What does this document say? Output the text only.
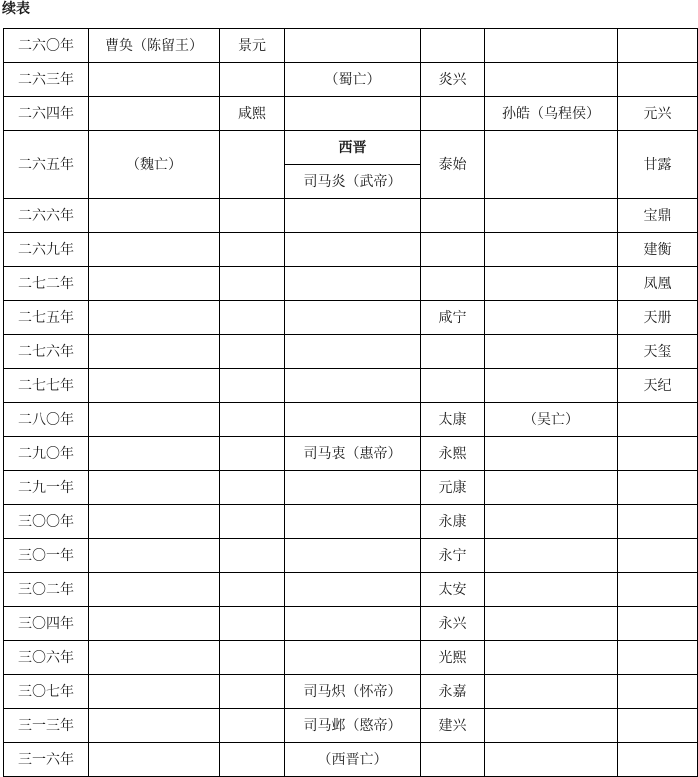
续表
二六〇年	曹奂（陈留王）	景元				
二六三年			（蜀亡）	炎兴		
二六四年		咸熙			孙皓（乌程侯）	元兴
二六五年	（魏亡）		西晋	泰始		甘露
			司马炎（武帝）			
二六六年						宝鼎
二六九年						建衡
二七二年						凤凰
二七五年				咸宁		天册
二七六年						天玺
二七七年						天纪
二八〇年				太康	（吴亡）	
二九〇年			司马衷（惠帝）	永熙		
二九一年				元康		
三〇〇年				永康		
三〇一年				永宁		
三〇二年				太安		
三〇四年				永兴		
三〇六年				光熙		
三〇七年			司马炽（怀帝）	永嘉		
三一三年			司马邺（愍帝）	建兴		
三一六年			（西晋亡）			
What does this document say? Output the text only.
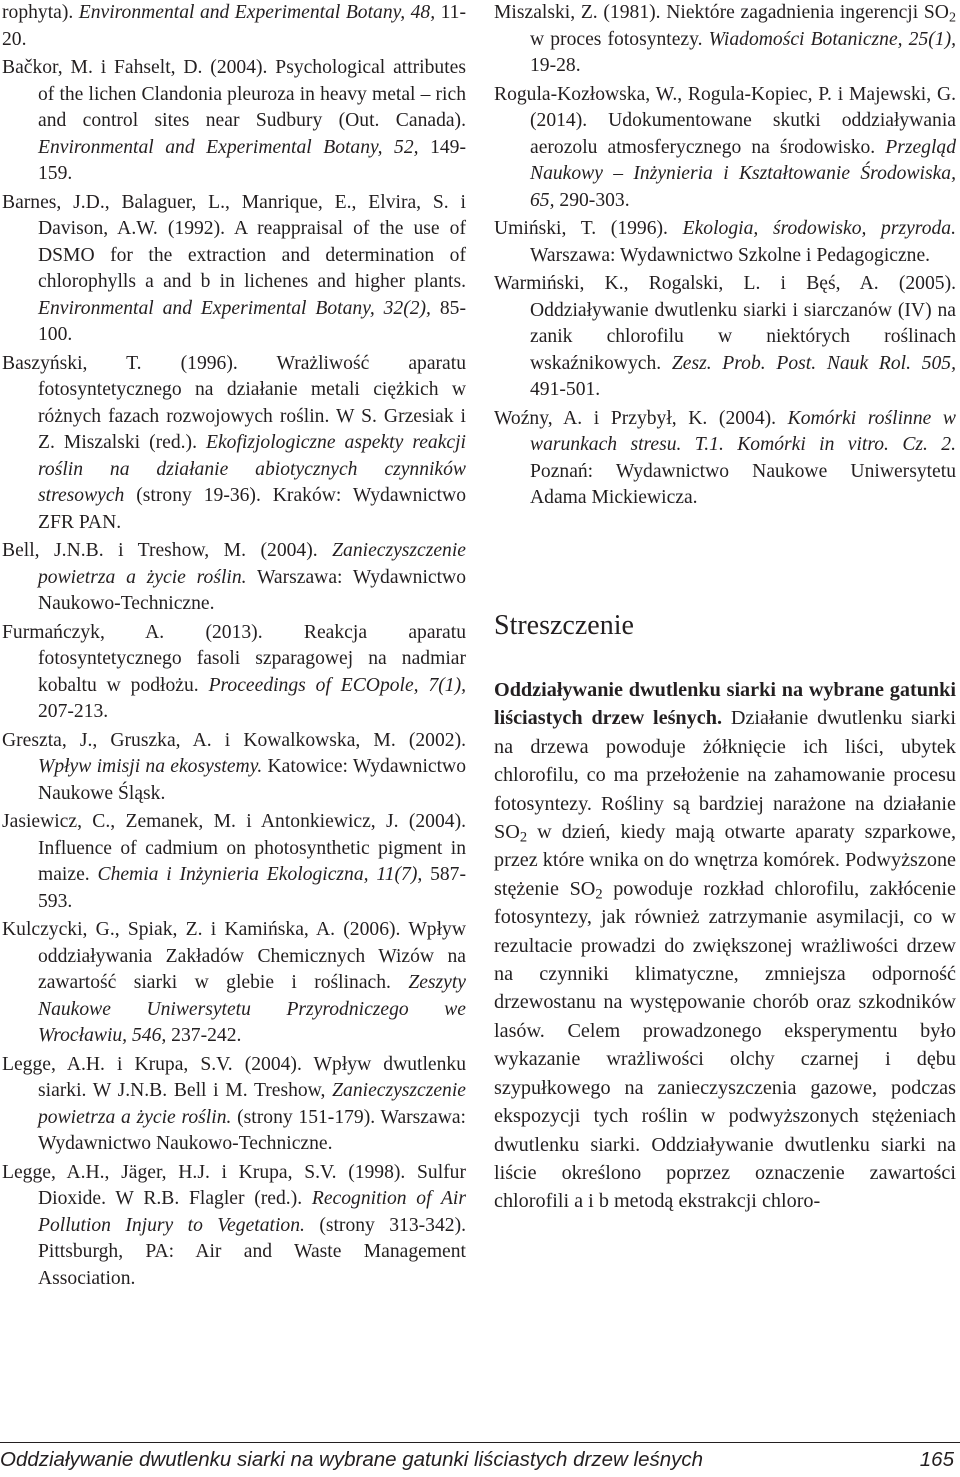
rophyta). Environmental and Experimental Botany, 48, 11-20.

Bačkor, M. i Fahselt, D. (2004). Psychological attributes of the lichen Clandonia pleuroza in heavy metal – rich and control sites near Sudbury (Out. Canada). Environmental and Experimental Botany, 52, 149-159.

Barnes, J.D., Balaguer, L., Manrique, E., Elvira, S. i Davison, A.W. (1992). A reappraisal of the use of DSMO for the extraction and determination of chlorophylls a and b in lichenes and higher plants. Environmental and Experimental Botany, 32(2), 85-100.

Baszyński, T. (1996). Wrażliwość aparatu fotosyntetycznego na działanie metali ciężkich w różnych fazach rozwojowych roślin. W S. Grzesiak i Z. Miszalski (red.). Ekofizjologiczne aspekty reakcji roślin na działanie abiotycznych czynników stresowych (strony 19-36). Kraków: Wydawnictwo ZFR PAN.

Bell, J.N.B. i Treshow, M. (2004). Zanieczyszczenie powietrza a życie roślin. Warszawa: Wydawnictwo Naukowo-Techniczne.

Furmańczyk, A. (2013). Reakcja aparatu fotosyntetycznego fasoli szparagowej na nadmiar kobaltu w podłożu. Proceedings of ECOpole, 7(1), 207-213.

Greszta, J., Gruszka, A. i Kowalkowska, M. (2002). Wpływ imisji na ekosystemy. Katowice: Wydawnictwo Naukowe Śląsk.

Jasiewicz, C., Zemanek, M. i Antonkiewicz, J. (2004). Influence of cadmium on photosynthetic pigment in maize. Chemia i Inżynieria Ekologiczna, 11(7), 587-593.

Kulczycki, G., Spiak, Z. i Kamińska, A. (2006). Wpływ oddziaływania Zakładów Chemicznych Wizów na zawartość siarki w glebie i roślinach. Zeszyty Naukowe Uniwersytetu Przyrodniczego we Wrocławiu, 546, 237-242.

Legge, A.H. i Krupa, S.V. (2004). Wpływ dwutlenku siarki. W J.N.B. Bell i M. Treshow, Zanieczyszczenie powietrza a życie roślin. (strony 151-179). Warszawa: Wydawnictwo Naukowo-Techniczne.

Legge, A.H., Jäger, H.J. i Krupa, S.V. (1998). Sulfur Dioxide. W R.B. Flagler (red.). Recognition of Air Pollution Injury to Vegetation. (strony 313-342). Pittsburgh, PA: Air and Waste Management Association.

Miszalski, Z. (1981). Niektóre zagadnienia ingerencji $SO_2$ w proces fotosyntezy. Wiadomości Botaniczne, 25(1), 19-28.

Rogula-Kozłowska, W., Rogula-Kopiec, P. i Majewski, G. (2014). Udokumentowane skutki oddziaływania aerozolu atmosferycznego na środowisko. Przegląd Naukowy – Inżynieria i Kształtowanie Środowiska, 65, 290-303.

Umiński, T. (1996). Ekologia, środowisko, przyroda. Warszawa: Wydawnictwo Szkolne i Pedagogiczne.

Warmiński, K., Rogalski, L. i Bęś, A. (2005). Oddziaływanie dwutlenku siarki i siarczanów (IV) na zanik chlorofilu w niektórych roślinach wskaźnikowych. Zesz. Prob. Post. Nauk Rol. 505, 491-501.

Woźny, A. i Przybył, K. (2004). Komórki roślinne w warunkach stresu. T.1. Komórki in vitro. Cz. 2. Poznań: Wydawnictwo Naukowe Uniwersytetu Adama Mickiewicza.

Streszczenie

Oddziaływanie dwutlenku siarki na wybrane gatunki liściastych drzew leśnych. Działanie dwutlenku siarki na drzewa powoduje żółknięcie ich liści, ubytek chlorofilu, co ma przełożenie na zahamowanie procesu fotosyntezy. Rośliny są bardziej narażone na działanie $SO_2$ w dzień, kiedy mają otwarte aparaty szparkowe, przez które wnika on do wnętrza komórek. Podwyższone stężenie $SO_2$ powoduje rozkład chlorofilu, zakłócenie fotosyntezy, jak również zatrzymanie asymilacji, co w rezultacie prowadzi do zwiększonej wrażliwości drzew na czynniki klimatyczne, zmniejsza odporność drzewostanu na występowanie chorób oraz szkodników lasów. Celem prowadzonego eksperymentu było wykazanie wrażliwości olchy czarnej i dębu szypułkowego na zanieczyszczenia gazowe, podczas ekspozycji tych roślin w podwyższonych stężeniach dwutlenku siarki. Oddziaływanie dwutlenku siarki na liście określono poprzez oznaczenie zawartości chlorofili a i b metodą ekstrakcji chloro-

Oddziaływanie dwutlenku siarki na wybrane gatunki liściastych drzew leśnych	165
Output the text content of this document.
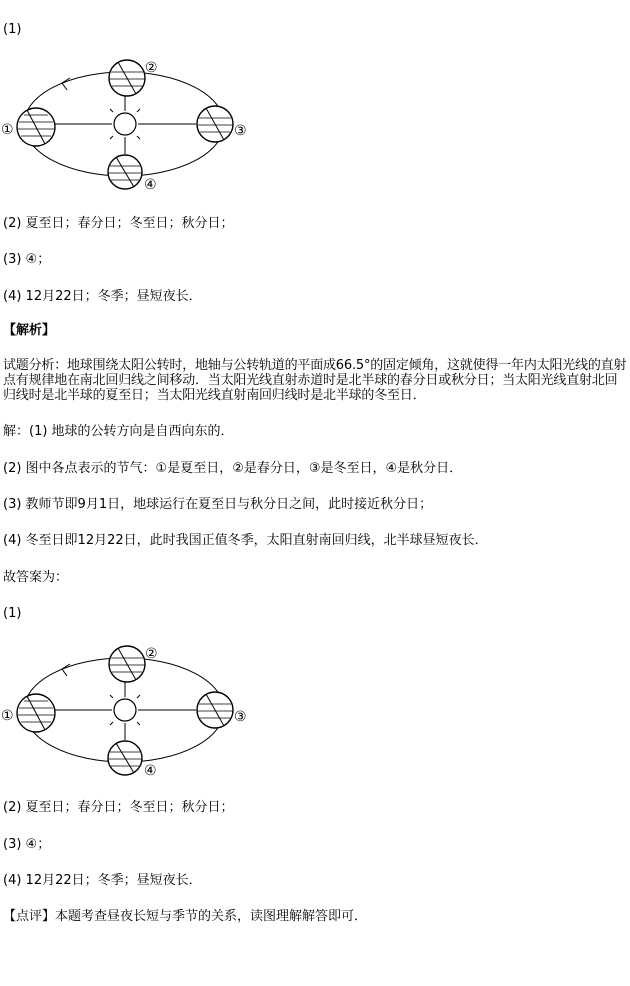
(1)
①
②
③
④
(2) 夏至日；春分日；冬至日；秋分日；
(3) ④；
(4) 12月22日；冬季；昼短夜长．
【解析】
试题分析：地球围绕太阳公转时，地轴与公转轨道的平面成66.5°的固定倾角，这就使得一年内太阳光线的直射点有规律地在南北回归线之间移动．当太阳光线直射赤道时是北半球的春分日或秋分日；当太阳光线直射北回归线时是北半球的夏至日；当太阳光线直射南回归线时是北半球的冬至日．
解：(1) 地球的公转方向是自西向东的．
(2) 图中各点表示的节气：①是夏至日，②是春分日，③是冬至日，④是秋分日．
(3) 教师节即9月1日，地球运行在夏至日与秋分日之间，此时接近秋分日；
(4) 冬至日即12月22日，此时我国正值冬季，太阳直射南回归线，北半球昼短夜长．
故答案为：
(1)
①
②
③
④
(2) 夏至日；春分日；冬至日；秋分日；
(3) ④；
(4) 12月22日；冬季；昼短夜长．
【点评】本题考查昼夜长短与季节的关系，读图理解解答即可．
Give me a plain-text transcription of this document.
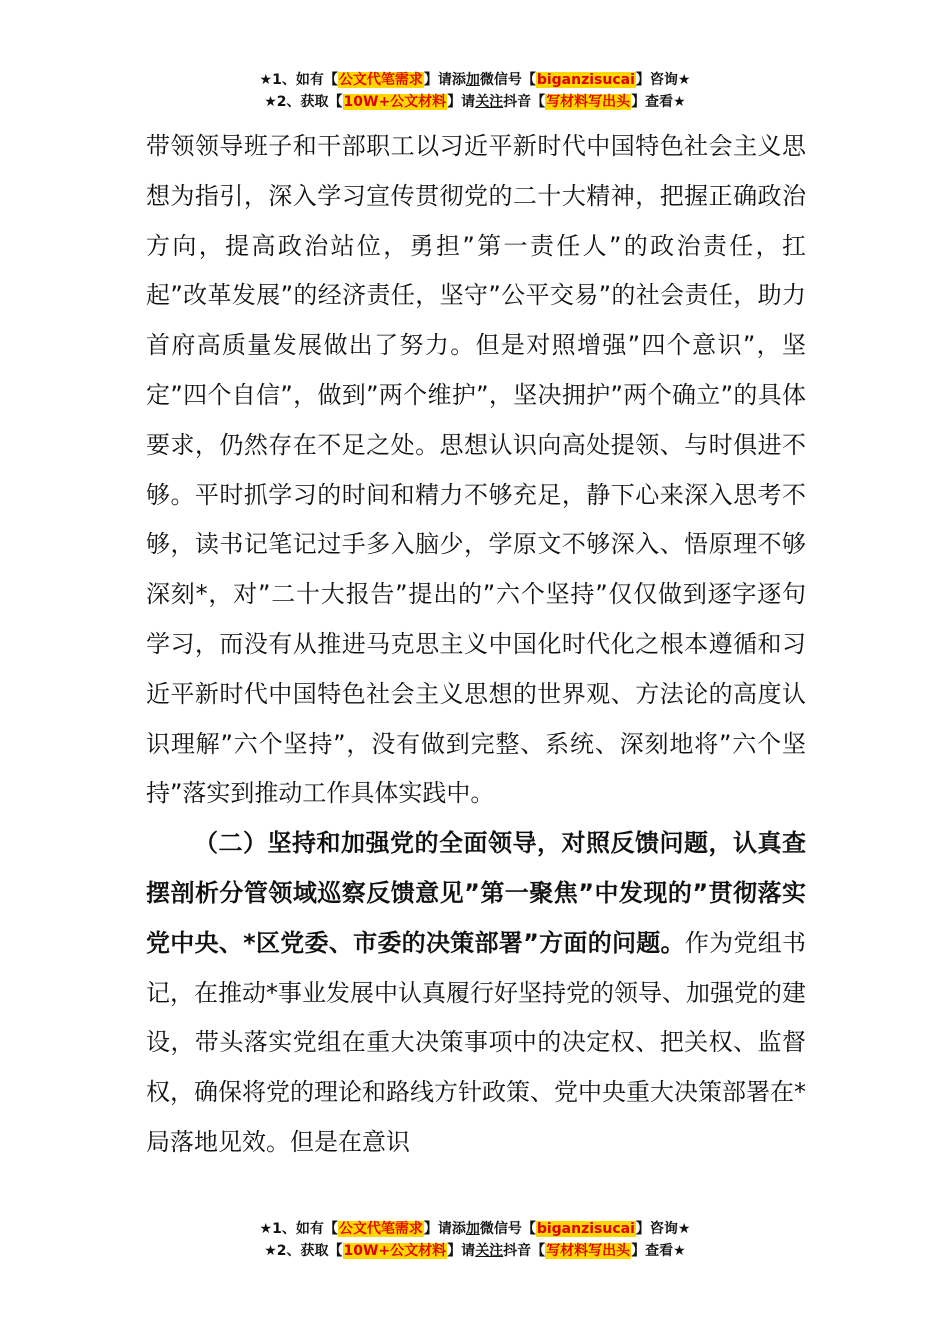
★1、如有【公文代笔需求】请添加微信号【biganzisucai】咨询★
★2、获取【10W+公文材料】请关注抖音【写材料写出头】查看★

带领领导班子和干部职工以习近平新时代中国特色社会主义思想为指引，深入学习宣传贯彻党的二十大精神，把握正确政治方向，提高政治站位，勇担”第一责任人”的政治责任，扛起”改革发展”的经济责任，坚守”公平交易”的社会责任，助力首府高质量发展做出了努力。但是对照增强”四个意识”，坚定”四个自信”，做到”两个维护”，坚决拥护”两个确立”的具体要求，仍然存在不足之处。思想认识向高处提领、与时俱进不够。平时抓学习的时间和精力不够充足，静下心来深入思考不够，读书记笔记过手多入脑少，学原文不够深入、悟原理不够深刻*，对”二十大报告”提出的”六个坚持”仅仅做到逐字逐句学习，而没有从推进马克思主义中国化时代化之根本遵循和习近平新时代中国特色社会主义思想的世界观、方法论的高度认识理解”六个坚持”，没有做到完整、系统、深刻地将”六个坚持”落实到推动工作具体实践中。

（二）坚持和加强党的全面领导，对照反馈问题，认真查摆剖析分管领域巡察反馈意见”第一聚焦”中发现的”贯彻落实党中央、*区党委、市委的决策部署”方面的问题。作为党组书记，在推动*事业发展中认真履行好坚持党的领导、加强党的建设，带头落实党组在重大决策事项中的决定权、把关权、监督权，确保将党的理论和路线方针政策、党中央重大决策部署在*局落地见效。但是在意识

★1、如有【公文代笔需求】请添加微信号【biganzisucai】咨询★
★2、获取【10W+公文材料】请关注抖音【写材料写出头】查看★
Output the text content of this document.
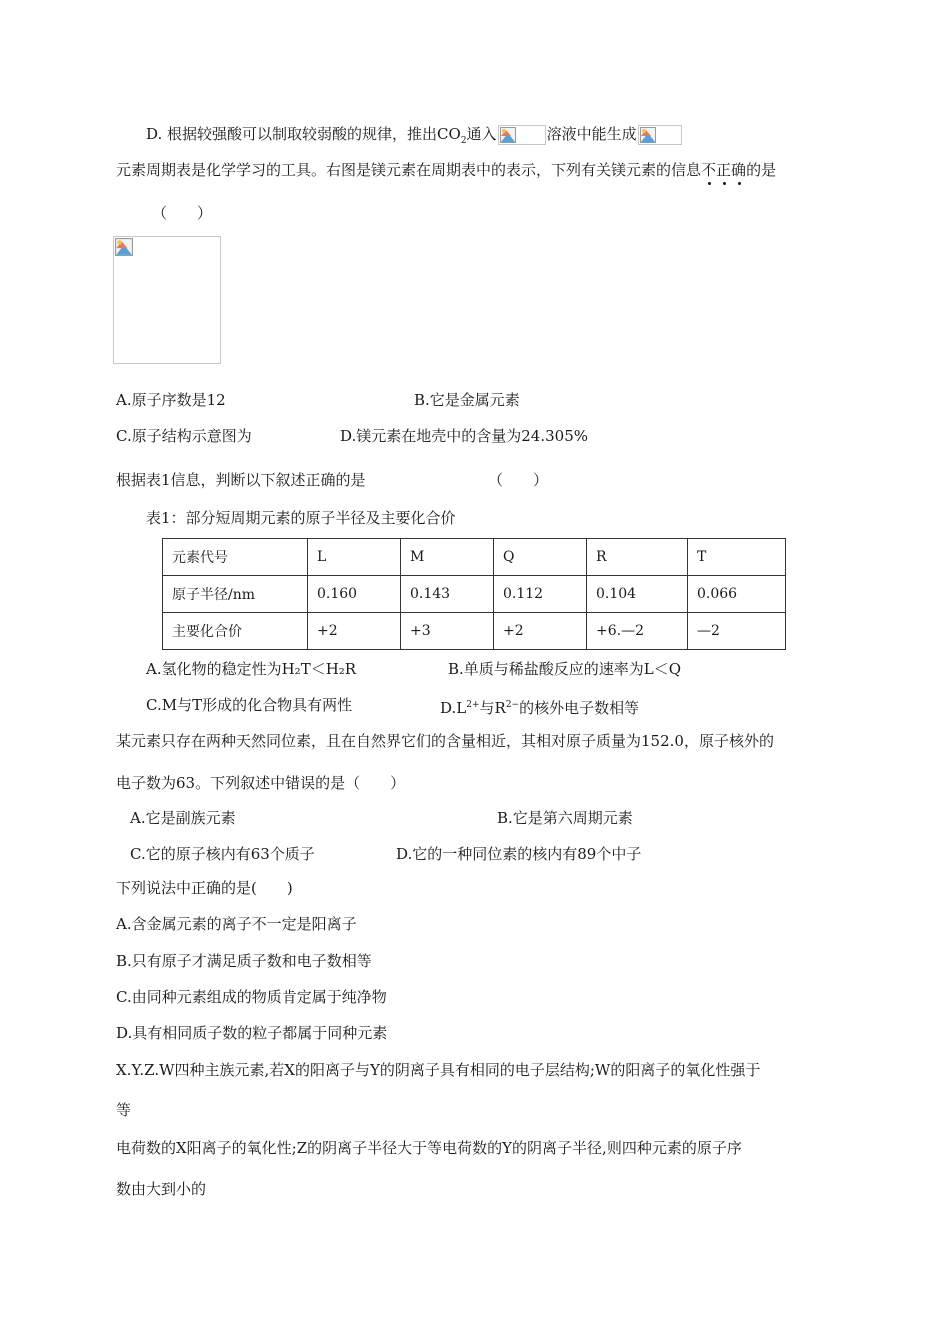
D. 根据较强酸可以制取较弱酸的规律，推出$CO_2$通入	溶液中能生成
元素周期表是化学学习的工具。右图是镁元素在周期表中的表示，下列有关镁元素的信息不正确的是
（　　）
A.原子序数是12	B.它是金属元素
C.原子结构示意图为	D.镁元素在地壳中的含量为24.305%
根据表1信息，判断以下叙述正确的是	（　　）
表1：部分短周期元素的原子半径及主要化合价
元素代号	L	M	Q	R	T
原子半径/nm	0.160	0.143	0.112	0.104	0.066
主要化合价	+2	+3	+2	+6.—2	—2
A.氢化物的稳定性为H₂T＜H₂R	B.单质与稀盐酸反应的速率为L＜Q
C.M与T形成的化合物具有两性	$D.L^{2+}$与$R^{2-}$的核外电子数相等
某元素只存在两种天然同位素，且在自然界它们的含量相近，其相对原子质量为152.0，原子核外的
电子数为63。下列叙述中错误的是（　　）
A.它是副族元素	B.它是第六周期元素
C.它的原子核内有63个质子	D.它的一种同位素的核内有89个中子
下列说法中正确的是(　　)
A.含金属元素的离子不一定是阳离子
B.只有原子才满足质子数和电子数相等
C.由同种元素组成的物质肯定属于纯净物
D.具有相同质子数的粒子都属于同种元素
X.Y.Z.W四种主族元素,若X的阳离子与Y的阴离子具有相同的电子层结构;W的阳离子的氧化性强于
等
电荷数的X阳离子的氧化性;Z的阴离子半径大于等电荷数的Y的阴离子半径,则四种元素的原子序
数由大到小的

::::

### Short task
From the entries, report each line that includes the word "środowisko".

### Answer in full
Rogula-Kozłowska, W., Rogula-Kopiec, P. i Majewski, G. (2014). Udokumentowane skutki oddziaływania aerozolu atmosferycznego na środowisko. Przegląd Naukowy – Inżynieria i Kształtowanie Środowiska, 65, 290-303.
Umiński, T. (1996). Ekologia, środowisko, przyroda. Warszawa: Wydawnictwo Szkolne i Pedagogiczne.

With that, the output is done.